What you need to do:
Repeat the records below exactly, leaving out every picture.

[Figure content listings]
◇ ◇ ◇ ◇
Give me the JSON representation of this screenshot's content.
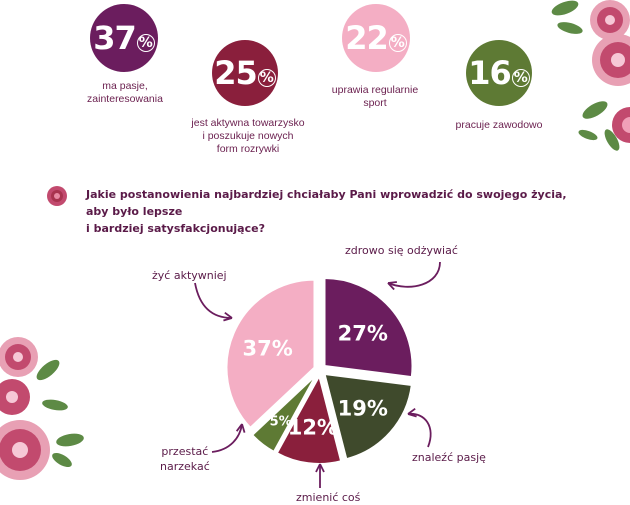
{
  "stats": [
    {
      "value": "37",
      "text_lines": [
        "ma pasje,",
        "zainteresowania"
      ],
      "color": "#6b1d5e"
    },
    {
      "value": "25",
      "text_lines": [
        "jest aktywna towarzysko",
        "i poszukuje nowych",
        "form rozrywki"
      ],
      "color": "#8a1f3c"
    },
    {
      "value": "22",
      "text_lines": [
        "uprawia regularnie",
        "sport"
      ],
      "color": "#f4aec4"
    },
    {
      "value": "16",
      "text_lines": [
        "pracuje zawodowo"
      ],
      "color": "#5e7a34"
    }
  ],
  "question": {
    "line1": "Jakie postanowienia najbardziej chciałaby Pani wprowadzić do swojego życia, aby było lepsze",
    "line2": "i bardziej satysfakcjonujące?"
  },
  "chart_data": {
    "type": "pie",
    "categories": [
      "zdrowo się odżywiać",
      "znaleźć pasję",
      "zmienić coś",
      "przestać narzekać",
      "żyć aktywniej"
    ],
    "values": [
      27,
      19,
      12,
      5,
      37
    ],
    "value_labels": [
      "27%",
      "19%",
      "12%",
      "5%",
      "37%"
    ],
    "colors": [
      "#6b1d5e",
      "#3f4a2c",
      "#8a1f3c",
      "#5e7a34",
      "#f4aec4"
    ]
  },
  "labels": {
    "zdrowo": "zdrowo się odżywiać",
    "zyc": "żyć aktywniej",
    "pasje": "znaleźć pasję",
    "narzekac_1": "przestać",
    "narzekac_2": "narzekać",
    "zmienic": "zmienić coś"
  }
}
◇ ◇ ◇ ◇
Task result:
Give me the JSON representation of this screenshot's content.
{
  "stats": [
    {
      "value": "37",
      "text_lines": [
        "ma pasje,",
        "zainteresowania"
      ],
      "color": "#6b1d5e"
    },
    {
      "value": "25",
      "text_lines": [
        "jest aktywna towarzysko",
        "i poszukuje nowych",
        "form rozrywki"
      ],
      "color": "#8a1f3c"
    },
    {
      "value": "22",
      "text_lines": [
        "uprawia regularnie",
        "sport"
      ],
      "color": "#f4aec4"
    },
    {
      "value": "16",
      "text_lines": [
        "pracuje zawodowo"
      ],
      "color": "#5e7a34"
    }
  ],
  "question": {
    "line1": "Jakie postanowienia najbardziej chciałaby Pani wprowadzić do swojego życia, aby było lepsze",
    "line2": "i bardziej satysfakcjonujące?"
  },
  "chart_data": {
    "type": "pie",
    "categories": [
      "zdrowo się odżywiać",
      "znaleźć pasję",
      "zmienić coś",
      "przestać narzekać",
      "żyć aktywniej"
    ],
    "values": [
      27,
      19,
      12,
      5,
      37
    ],
    "value_labels": [
      "27%",
      "19%",
      "12%",
      "5%",
      "37%"
    ],
    "colors": [
      "#6b1d5e",
      "#3f4a2c",
      "#8a1f3c",
      "#5e7a34",
      "#f4aec4"
    ]
  },
  "labels": {
    "zdrowo": "zdrowo się odżywiać",
    "zyc": "żyć aktywniej",
    "pasje": "znaleźć pasję",
    "narzekac_1": "przestać",
    "narzekac_2": "narzekać",
    "zmienic": "zmienić coś"
  }
}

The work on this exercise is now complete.